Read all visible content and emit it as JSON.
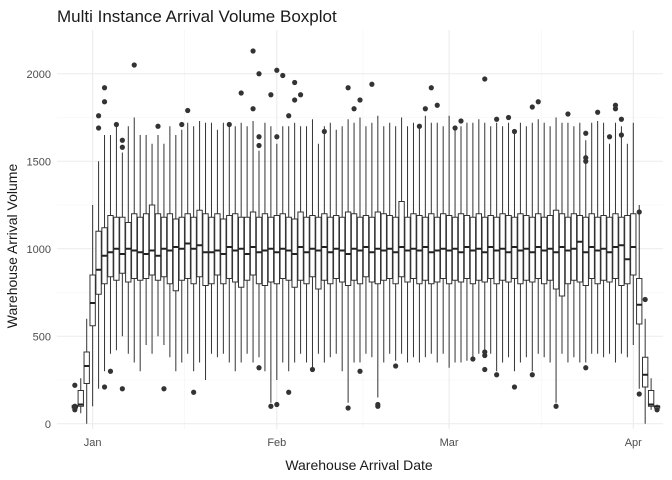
{
  "chart_data": {
    "type": "boxplot",
    "title": "Multi Instance Arrival Volume Boxplot",
    "xlabel": "Warehouse Arrival Date",
    "ylabel": "Warehouse Arrival Volume",
    "x_range": [
      "2023-12-26",
      "2024-04-06"
    ],
    "ylim": [
      -30,
      2250
    ],
    "x_ticks": [
      {
        "date": "2024-01-01",
        "label": "Jan"
      },
      {
        "date": "2024-02-01",
        "label": "Feb"
      },
      {
        "date": "2024-03-01",
        "label": "Mar"
      },
      {
        "date": "2024-04-01",
        "label": "Apr"
      }
    ],
    "y_ticks": [
      0,
      500,
      1000,
      1500,
      2000
    ],
    "grid": true,
    "boxes": [
      {
        "date": "2023-12-29",
        "q1": 90,
        "median": 100,
        "q3": 105,
        "lower": 80,
        "upper": 110,
        "outliers": [
          80,
          100,
          220
        ]
      },
      {
        "date": "2023-12-30",
        "q1": 100,
        "median": 110,
        "q3": 190,
        "lower": 60,
        "upper": 260,
        "outliers": []
      },
      {
        "date": "2023-12-31",
        "q1": 230,
        "median": 330,
        "q3": 410,
        "lower": 0,
        "upper": 600,
        "outliers": []
      },
      {
        "date": "2024-01-01",
        "q1": 560,
        "median": 690,
        "q3": 850,
        "lower": 100,
        "upper": 1250,
        "outliers": []
      },
      {
        "date": "2024-01-02",
        "q1": 740,
        "median": 880,
        "q3": 1100,
        "lower": 200,
        "upper": 1500,
        "outliers": [
          1690,
          1760
        ]
      },
      {
        "date": "2024-01-03",
        "q1": 800,
        "median": 960,
        "q3": 1120,
        "lower": 300,
        "upper": 1650,
        "outliers": [
          1840,
          1920,
          210
        ]
      },
      {
        "date": "2024-01-04",
        "q1": 840,
        "median": 980,
        "q3": 1190,
        "lower": 400,
        "upper": 1650,
        "outliers": [
          300
        ]
      },
      {
        "date": "2024-01-05",
        "q1": 820,
        "median": 1000,
        "q3": 1180,
        "lower": 420,
        "upper": 1700,
        "outliers": [
          1710
        ]
      },
      {
        "date": "2024-01-06",
        "q1": 860,
        "median": 970,
        "q3": 1180,
        "lower": 500,
        "upper": 1550,
        "outliers": [
          1580,
          1620,
          200
        ]
      },
      {
        "date": "2024-01-07",
        "q1": 810,
        "median": 1000,
        "q3": 1150,
        "lower": 400,
        "upper": 1700,
        "outliers": []
      },
      {
        "date": "2024-01-08",
        "q1": 830,
        "median": 990,
        "q3": 1200,
        "lower": 350,
        "upper": 1750,
        "outliers": [
          2050
        ]
      },
      {
        "date": "2024-01-09",
        "q1": 820,
        "median": 980,
        "q3": 1180,
        "lower": 300,
        "upper": 1650,
        "outliers": []
      },
      {
        "date": "2024-01-10",
        "q1": 830,
        "median": 970,
        "q3": 1200,
        "lower": 450,
        "upper": 1650,
        "outliers": []
      },
      {
        "date": "2024-01-11",
        "q1": 850,
        "median": 990,
        "q3": 1250,
        "lower": 400,
        "upper": 1600,
        "outliers": []
      },
      {
        "date": "2024-01-12",
        "q1": 820,
        "median": 960,
        "q3": 1200,
        "lower": 500,
        "upper": 1650,
        "outliers": [
          1700
        ]
      },
      {
        "date": "2024-01-13",
        "q1": 840,
        "median": 1000,
        "q3": 1180,
        "lower": 450,
        "upper": 1600,
        "outliers": [
          200
        ]
      },
      {
        "date": "2024-01-14",
        "q1": 800,
        "median": 990,
        "q3": 1200,
        "lower": 380,
        "upper": 1700,
        "outliers": []
      },
      {
        "date": "2024-01-15",
        "q1": 760,
        "median": 1010,
        "q3": 1170,
        "lower": 300,
        "upper": 1650,
        "outliers": []
      },
      {
        "date": "2024-01-16",
        "q1": 820,
        "median": 1000,
        "q3": 1180,
        "lower": 350,
        "upper": 1680,
        "outliers": [
          1710
        ]
      },
      {
        "date": "2024-01-17",
        "q1": 830,
        "median": 1030,
        "q3": 1200,
        "lower": 400,
        "upper": 1720,
        "outliers": [
          1790
        ]
      },
      {
        "date": "2024-01-18",
        "q1": 800,
        "median": 1000,
        "q3": 1180,
        "lower": 300,
        "upper": 1700,
        "outliers": [
          180
        ]
      },
      {
        "date": "2024-01-19",
        "q1": 840,
        "median": 1020,
        "q3": 1220,
        "lower": 350,
        "upper": 1730,
        "outliers": []
      },
      {
        "date": "2024-01-20",
        "q1": 790,
        "median": 980,
        "q3": 1200,
        "lower": 250,
        "upper": 1720,
        "outliers": []
      },
      {
        "date": "2024-01-21",
        "q1": 800,
        "median": 980,
        "q3": 1180,
        "lower": 400,
        "upper": 1720,
        "outliers": []
      },
      {
        "date": "2024-01-22",
        "q1": 850,
        "median": 990,
        "q3": 1200,
        "lower": 380,
        "upper": 1680,
        "outliers": []
      },
      {
        "date": "2024-01-23",
        "q1": 800,
        "median": 970,
        "q3": 1170,
        "lower": 400,
        "upper": 1720,
        "outliers": []
      },
      {
        "date": "2024-01-24",
        "q1": 830,
        "median": 1010,
        "q3": 1190,
        "lower": 350,
        "upper": 1720,
        "outliers": [
          1710
        ]
      },
      {
        "date": "2024-01-25",
        "q1": 810,
        "median": 990,
        "q3": 1200,
        "lower": 300,
        "upper": 1700,
        "outliers": []
      },
      {
        "date": "2024-01-26",
        "q1": 780,
        "median": 1000,
        "q3": 1180,
        "lower": 350,
        "upper": 1720,
        "outliers": [
          1890
        ]
      },
      {
        "date": "2024-01-27",
        "q1": 820,
        "median": 970,
        "q3": 1180,
        "lower": 400,
        "upper": 1700,
        "outliers": []
      },
      {
        "date": "2024-01-28",
        "q1": 850,
        "median": 1010,
        "q3": 1210,
        "lower": 350,
        "upper": 1730,
        "outliers": [
          2130,
          1800
        ]
      },
      {
        "date": "2024-01-29",
        "q1": 800,
        "median": 980,
        "q3": 1180,
        "lower": 380,
        "upper": 1560,
        "outliers": [
          1590,
          1640,
          2000,
          320
        ]
      },
      {
        "date": "2024-01-30",
        "q1": 790,
        "median": 990,
        "q3": 1200,
        "lower": 300,
        "upper": 1720,
        "outliers": []
      },
      {
        "date": "2024-01-31",
        "q1": 810,
        "median": 1000,
        "q3": 1180,
        "lower": 120,
        "upper": 1700,
        "outliers": [
          100,
          1880
        ]
      },
      {
        "date": "2024-02-01",
        "q1": 800,
        "median": 980,
        "q3": 1190,
        "lower": 250,
        "upper": 1600,
        "outliers": [
          110,
          2020,
          1640
        ]
      },
      {
        "date": "2024-02-02",
        "q1": 830,
        "median": 1000,
        "q3": 1200,
        "lower": 350,
        "upper": 1700,
        "outliers": [
          1990
        ]
      },
      {
        "date": "2024-02-03",
        "q1": 820,
        "median": 990,
        "q3": 1180,
        "lower": 300,
        "upper": 1700,
        "outliers": [
          1760,
          180
        ]
      },
      {
        "date": "2024-02-04",
        "q1": 780,
        "median": 970,
        "q3": 1170,
        "lower": 350,
        "upper": 1720,
        "outliers": [
          1850,
          1950
        ]
      },
      {
        "date": "2024-02-05",
        "q1": 820,
        "median": 1010,
        "q3": 1210,
        "lower": 400,
        "upper": 1700,
        "outliers": [
          1880
        ]
      },
      {
        "date": "2024-02-06",
        "q1": 800,
        "median": 980,
        "q3": 1180,
        "lower": 350,
        "upper": 1700,
        "outliers": []
      },
      {
        "date": "2024-02-07",
        "q1": 840,
        "median": 1000,
        "q3": 1190,
        "lower": 320,
        "upper": 1740,
        "outliers": [
          310
        ]
      },
      {
        "date": "2024-02-08",
        "q1": 770,
        "median": 990,
        "q3": 1180,
        "lower": 400,
        "upper": 1600,
        "outliers": []
      },
      {
        "date": "2024-02-09",
        "q1": 820,
        "median": 1010,
        "q3": 1200,
        "lower": 350,
        "upper": 1700,
        "outliers": [
          1670
        ]
      },
      {
        "date": "2024-02-10",
        "q1": 800,
        "median": 980,
        "q3": 1180,
        "lower": 380,
        "upper": 1720,
        "outliers": []
      },
      {
        "date": "2024-02-11",
        "q1": 830,
        "median": 1000,
        "q3": 1190,
        "lower": 400,
        "upper": 1680,
        "outliers": []
      },
      {
        "date": "2024-02-12",
        "q1": 810,
        "median": 990,
        "q3": 1180,
        "lower": 300,
        "upper": 1700,
        "outliers": []
      },
      {
        "date": "2024-02-13",
        "q1": 790,
        "median": 970,
        "q3": 1210,
        "lower": 120,
        "upper": 1740,
        "outliers": [
          90,
          1920
        ]
      },
      {
        "date": "2024-02-14",
        "q1": 820,
        "median": 1000,
        "q3": 1200,
        "lower": 350,
        "upper": 1720,
        "outliers": [
          1800
        ]
      },
      {
        "date": "2024-02-15",
        "q1": 800,
        "median": 990,
        "q3": 1180,
        "lower": 350,
        "upper": 1750,
        "outliers": [
          1850,
          300
        ]
      },
      {
        "date": "2024-02-16",
        "q1": 840,
        "median": 1010,
        "q3": 1190,
        "lower": 400,
        "upper": 1700,
        "outliers": []
      },
      {
        "date": "2024-02-17",
        "q1": 810,
        "median": 980,
        "q3": 1180,
        "lower": 380,
        "upper": 1720,
        "outliers": [
          1940
        ]
      },
      {
        "date": "2024-02-18",
        "q1": 800,
        "median": 1000,
        "q3": 1210,
        "lower": 150,
        "upper": 1760,
        "outliers": [
          100,
          110
        ]
      },
      {
        "date": "2024-02-19",
        "q1": 820,
        "median": 990,
        "q3": 1200,
        "lower": 350,
        "upper": 1700,
        "outliers": []
      },
      {
        "date": "2024-02-20",
        "q1": 830,
        "median": 1000,
        "q3": 1190,
        "lower": 400,
        "upper": 1720,
        "outliers": []
      },
      {
        "date": "2024-02-21",
        "q1": 800,
        "median": 980,
        "q3": 1180,
        "lower": 360,
        "upper": 1700,
        "outliers": [
          330
        ]
      },
      {
        "date": "2024-02-22",
        "q1": 840,
        "median": 1010,
        "q3": 1270,
        "lower": 400,
        "upper": 1750,
        "outliers": []
      },
      {
        "date": "2024-02-23",
        "q1": 810,
        "median": 990,
        "q3": 1180,
        "lower": 350,
        "upper": 1700,
        "outliers": []
      },
      {
        "date": "2024-02-24",
        "q1": 830,
        "median": 1000,
        "q3": 1200,
        "lower": 380,
        "upper": 1720,
        "outliers": []
      },
      {
        "date": "2024-02-25",
        "q1": 800,
        "median": 990,
        "q3": 1190,
        "lower": 350,
        "upper": 1700,
        "outliers": [
          1700
        ]
      },
      {
        "date": "2024-02-26",
        "q1": 820,
        "median": 1010,
        "q3": 1180,
        "lower": 380,
        "upper": 1760,
        "outliers": [
          1800
        ]
      },
      {
        "date": "2024-02-27",
        "q1": 800,
        "median": 980,
        "q3": 1200,
        "lower": 400,
        "upper": 1720,
        "outliers": [
          1920
        ]
      },
      {
        "date": "2024-02-28",
        "q1": 810,
        "median": 990,
        "q3": 1180,
        "lower": 350,
        "upper": 1720,
        "outliers": [
          1820
        ]
      },
      {
        "date": "2024-02-29",
        "q1": 830,
        "median": 1000,
        "q3": 1200,
        "lower": 400,
        "upper": 1700,
        "outliers": []
      },
      {
        "date": "2024-03-01",
        "q1": 800,
        "median": 990,
        "q3": 1190,
        "lower": 320,
        "upper": 1760,
        "outliers": []
      },
      {
        "date": "2024-03-02",
        "q1": 820,
        "median": 1000,
        "q3": 1180,
        "lower": 350,
        "upper": 1700,
        "outliers": [
          1690
        ]
      },
      {
        "date": "2024-03-03",
        "q1": 810,
        "median": 980,
        "q3": 1200,
        "lower": 350,
        "upper": 1700,
        "outliers": [
          1730
        ]
      },
      {
        "date": "2024-03-04",
        "q1": 830,
        "median": 1010,
        "q3": 1190,
        "lower": 360,
        "upper": 1720,
        "outliers": []
      },
      {
        "date": "2024-03-05",
        "q1": 800,
        "median": 990,
        "q3": 1180,
        "lower": 380,
        "upper": 1720,
        "outliers": [
          370
        ]
      },
      {
        "date": "2024-03-06",
        "q1": 820,
        "median": 1000,
        "q3": 1200,
        "lower": 400,
        "upper": 1740,
        "outliers": []
      },
      {
        "date": "2024-03-07",
        "q1": 810,
        "median": 980,
        "q3": 1180,
        "lower": 420,
        "upper": 1720,
        "outliers": [
          390,
          410,
          310,
          1970
        ]
      },
      {
        "date": "2024-03-08",
        "q1": 830,
        "median": 1010,
        "q3": 1190,
        "lower": 400,
        "upper": 1700,
        "outliers": []
      },
      {
        "date": "2024-03-09",
        "q1": 800,
        "median": 990,
        "q3": 1180,
        "lower": 300,
        "upper": 1720,
        "outliers": [
          280,
          1740
        ]
      },
      {
        "date": "2024-03-10",
        "q1": 820,
        "median": 1000,
        "q3": 1200,
        "lower": 350,
        "upper": 1700,
        "outliers": []
      },
      {
        "date": "2024-03-11",
        "q1": 810,
        "median": 980,
        "q3": 1190,
        "lower": 380,
        "upper": 1720,
        "outliers": [
          1750
        ]
      },
      {
        "date": "2024-03-12",
        "q1": 830,
        "median": 1010,
        "q3": 1180,
        "lower": 300,
        "upper": 1680,
        "outliers": [
          1670,
          210
        ]
      },
      {
        "date": "2024-03-13",
        "q1": 800,
        "median": 990,
        "q3": 1200,
        "lower": 350,
        "upper": 1720,
        "outliers": []
      },
      {
        "date": "2024-03-14",
        "q1": 820,
        "median": 1000,
        "q3": 1190,
        "lower": 380,
        "upper": 1700,
        "outliers": []
      },
      {
        "date": "2024-03-15",
        "q1": 810,
        "median": 980,
        "q3": 1180,
        "lower": 300,
        "upper": 1720,
        "outliers": [
          280,
          1810
        ]
      },
      {
        "date": "2024-03-16",
        "q1": 830,
        "median": 1010,
        "q3": 1200,
        "lower": 400,
        "upper": 1740,
        "outliers": [
          1840
        ]
      },
      {
        "date": "2024-03-17",
        "q1": 800,
        "median": 990,
        "q3": 1180,
        "lower": 380,
        "upper": 1720,
        "outliers": []
      },
      {
        "date": "2024-03-18",
        "q1": 820,
        "median": 1000,
        "q3": 1190,
        "lower": 350,
        "upper": 1700,
        "outliers": []
      },
      {
        "date": "2024-03-19",
        "q1": 770,
        "median": 980,
        "q3": 1220,
        "lower": 120,
        "upper": 1750,
        "outliers": [
          100
        ]
      },
      {
        "date": "2024-03-20",
        "q1": 730,
        "median": 1010,
        "q3": 1200,
        "lower": 400,
        "upper": 1720,
        "outliers": []
      },
      {
        "date": "2024-03-21",
        "q1": 800,
        "median": 990,
        "q3": 1180,
        "lower": 350,
        "upper": 1720,
        "outliers": [
          1770
        ]
      },
      {
        "date": "2024-03-22",
        "q1": 820,
        "median": 1000,
        "q3": 1200,
        "lower": 380,
        "upper": 1700,
        "outliers": []
      },
      {
        "date": "2024-03-23",
        "q1": 810,
        "median": 1040,
        "q3": 1190,
        "lower": 350,
        "upper": 1720,
        "outliers": []
      },
      {
        "date": "2024-03-24",
        "q1": 790,
        "median": 980,
        "q3": 1180,
        "lower": 350,
        "upper": 1620,
        "outliers": [
          1660,
          1500,
          1520,
          320
        ]
      },
      {
        "date": "2024-03-25",
        "q1": 830,
        "median": 1010,
        "q3": 1200,
        "lower": 400,
        "upper": 1720,
        "outliers": []
      },
      {
        "date": "2024-03-26",
        "q1": 800,
        "median": 990,
        "q3": 1180,
        "lower": 400,
        "upper": 1730,
        "outliers": [
          1780
        ]
      },
      {
        "date": "2024-03-27",
        "q1": 820,
        "median": 1000,
        "q3": 1190,
        "lower": 380,
        "upper": 1720,
        "outliers": []
      },
      {
        "date": "2024-03-28",
        "q1": 810,
        "median": 980,
        "q3": 1180,
        "lower": 400,
        "upper": 1600,
        "outliers": [
          1640
        ]
      },
      {
        "date": "2024-03-29",
        "q1": 830,
        "median": 1010,
        "q3": 1200,
        "lower": 350,
        "upper": 1720,
        "outliers": [
          1800,
          1820
        ]
      },
      {
        "date": "2024-03-30",
        "q1": 790,
        "median": 1020,
        "q3": 1180,
        "lower": 400,
        "upper": 1700,
        "outliers": [
          1650,
          1740
        ]
      },
      {
        "date": "2024-03-31",
        "q1": 800,
        "median": 940,
        "q3": 1190,
        "lower": 380,
        "upper": 1600,
        "outliers": []
      },
      {
        "date": "2024-04-01",
        "q1": 850,
        "median": 1010,
        "q3": 1200,
        "lower": 450,
        "upper": 1720,
        "outliers": []
      },
      {
        "date": "2024-04-02",
        "q1": 570,
        "median": 680,
        "q3": 830,
        "lower": 200,
        "upper": 1250,
        "outliers": [
          170,
          1210
        ]
      },
      {
        "date": "2024-04-03",
        "q1": 210,
        "median": 280,
        "q3": 380,
        "lower": 0,
        "upper": 600,
        "outliers": [
          710
        ]
      },
      {
        "date": "2024-04-04",
        "q1": 100,
        "median": 110,
        "q3": 190,
        "lower": 80,
        "upper": 260,
        "outliers": []
      },
      {
        "date": "2024-04-05",
        "q1": 90,
        "median": 100,
        "q3": 100,
        "lower": 80,
        "upper": 110,
        "outliers": [
          80
        ]
      }
    ]
  }
}
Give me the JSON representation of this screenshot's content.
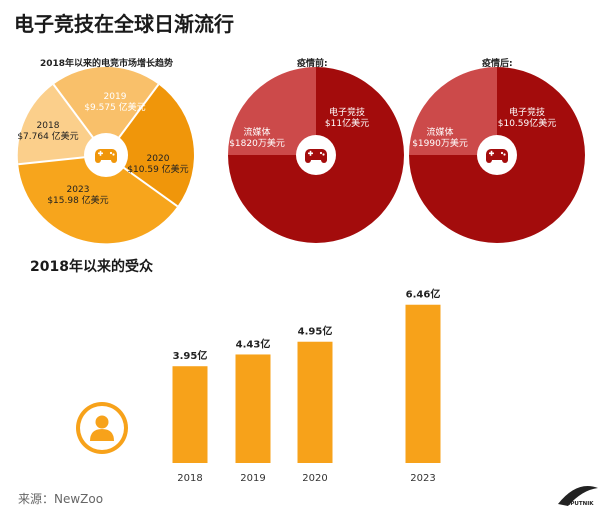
{
  "title": "电子竞技在全球日渐流行",
  "source": "来源：NewZoo",
  "brand": "SPUTNIK",
  "colors": {
    "orange": "#f7a51c",
    "orange_dark": "#f0960a",
    "orange_light": "#f9c06a",
    "peach": "#fbcf8b",
    "red_dark": "#a30c0c",
    "red_light": "#cc4a4a",
    "bar": "#f7a21a",
    "icon_white": "#ffffff"
  },
  "chart_data": [
    {
      "type": "pie",
      "title": "2018年以来的电竞市场增长趋势",
      "slices": [
        {
          "year": "2023",
          "label_line1": "2023",
          "label_line2": "$15.98 亿美元",
          "value": 15.98
        },
        {
          "year": "2018",
          "label_line1": "2018",
          "label_line2": "$7.764 亿美元",
          "value": 7.764
        },
        {
          "year": "2019",
          "label_line1": "2019",
          "label_line2": "$9.575 亿美元",
          "value": 9.575
        },
        {
          "year": "2020",
          "label_line1": "2020",
          "label_line2": "$10.59 亿美元",
          "value": 10.59
        }
      ]
    },
    {
      "type": "pie",
      "title": "疫情前:",
      "slices": [
        {
          "label_line1": "流媒体",
          "label_line2": "$1820万美元",
          "value": 0.182
        },
        {
          "label_line1": "电子竞技",
          "label_line2": "$11亿美元",
          "value": 11
        }
      ]
    },
    {
      "type": "pie",
      "title": "疫情后:",
      "slices": [
        {
          "label_line1": "流媒体",
          "label_line2": "$1990万美元",
          "value": 0.199
        },
        {
          "label_line1": "电子竞技",
          "label_line2": "$10.59亿美元",
          "value": 10.59
        }
      ]
    },
    {
      "type": "bar",
      "title": "2018年以来的受众",
      "categories": [
        "2018",
        "2019",
        "2020",
        "2023"
      ],
      "values": [
        3.95,
        4.43,
        4.95,
        6.46
      ],
      "value_labels": [
        "3.95亿",
        "4.43亿",
        "4.95亿",
        "6.46亿"
      ]
    }
  ]
}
┄┄┄┄┄┄┄┄┄┄
[YOUR INSTRUCTIONS]: Find all the lines containing "Arrival" in the material, then copy them.

[OUTPUT]:
    "title": "Multi Instance Arrival Volume Boxplot",
    "xlabel": "Warehouse Arrival Date",
    "ylabel": "Warehouse Arrival Volume",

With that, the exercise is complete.